§ **What you have to do**: Reproduce the items word for word, from the start of the items through the line that contains "The side flange 88 is at (140, 343).", including that line. Omit the pictures from your answer.

********

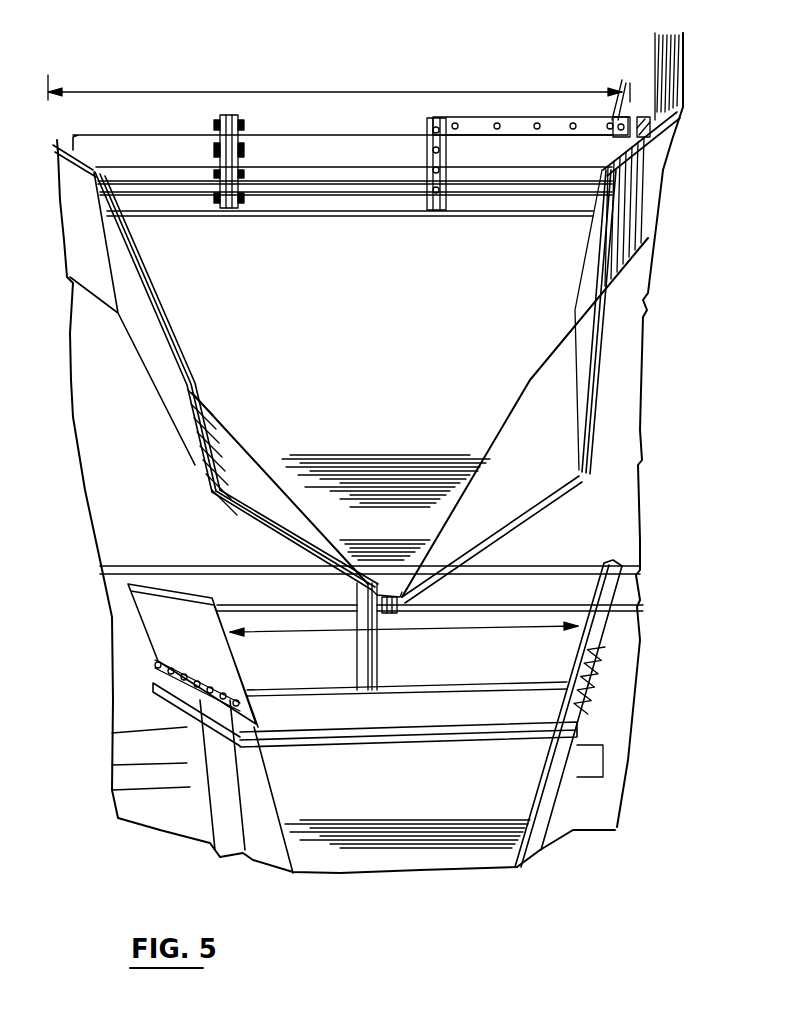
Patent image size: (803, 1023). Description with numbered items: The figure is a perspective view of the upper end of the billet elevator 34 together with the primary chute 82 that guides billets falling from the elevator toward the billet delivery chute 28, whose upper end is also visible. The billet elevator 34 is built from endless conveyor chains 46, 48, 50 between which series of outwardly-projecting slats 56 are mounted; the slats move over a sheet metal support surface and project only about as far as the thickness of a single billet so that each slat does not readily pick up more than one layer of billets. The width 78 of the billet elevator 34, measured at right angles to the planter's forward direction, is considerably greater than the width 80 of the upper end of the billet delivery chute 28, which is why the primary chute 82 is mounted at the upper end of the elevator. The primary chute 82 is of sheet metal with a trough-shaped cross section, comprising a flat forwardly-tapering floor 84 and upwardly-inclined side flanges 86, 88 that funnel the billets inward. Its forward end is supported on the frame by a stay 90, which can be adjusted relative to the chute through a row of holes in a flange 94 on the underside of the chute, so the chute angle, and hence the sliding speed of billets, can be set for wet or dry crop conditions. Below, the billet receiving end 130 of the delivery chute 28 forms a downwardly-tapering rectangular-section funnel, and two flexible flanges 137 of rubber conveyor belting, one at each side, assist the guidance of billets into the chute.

The width of billet elevator 78 is at (134, 92).
The slats 56 is at (170, 166).
The chain 50 is at (227, 120).
The chain 48 is at (428, 155).
The chain 46 is at (566, 152).
The billet elevator 34 is at (654, 107).
The side flange 88 is at (140, 343).
The side flange 86 is at (205, 437).
The floor 84 is at (473, 419).
The primary chute 82 is at (228, 458).
The flange 94 is at (391, 610).
The flexible flanges 137 is at (168, 644).
The width of upper end of billet delivery chute 80 is at (409, 632).
The billet delivery chute 28 is at (592, 716).
The stay 90 is at (355, 665).
The billet receiving end 130 is at (200, 776).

********

§ **Solution to this task**:
Patent image size: (803, 1023). Description with numbered items: The figure is a perspective view of the upper end of the billet elevator 34 together with the primary chute 82 that guides billets falling from the elevator toward the billet delivery chute 28, whose upper end is also visible. The billet elevator 34 is built from endless conveyor chains 46, 48, 50 between which series of outwardly-projecting slats 56 are mounted; the slats move over a sheet metal support surface and project only about as far as the thickness of a single billet so that each slat does not readily pick up more than one layer of billets. The width 78 of the billet elevator 34, measured at right angles to the planter's forward direction, is considerably greater than the width 80 of the upper end of the billet delivery chute 28, which is why the primary chute 82 is mounted at the upper end of the elevator. The primary chute 82 is of sheet metal with a trough-shaped cross section, comprising a flat forwardly-tapering floor 84 and upwardly-inclined side flanges 86, 88 that funnel the billets inward. Its forward end is supported on the frame by a stay 90, which can be adjusted relative to the chute through a row of holes in a flange 94 on the underside of the chute, so the chute angle, and hence the sliding speed of billets, can be set for wet or dry crop conditions. Below, the billet receiving end 130 of the delivery chute 28 forms a downwardly-tapering rectangular-section funnel, and two flexible flanges 137 of rubber conveyor belting, one at each side, assist the guidance of billets into the chute.

The width of billet elevator 78 is at (134, 92).
The slats 56 is at (170, 166).
The chain 50 is at (227, 120).
The chain 48 is at (428, 155).
The chain 46 is at (566, 152).
The billet elevator 34 is at (654, 107).
The side flange 88 is at (140, 343).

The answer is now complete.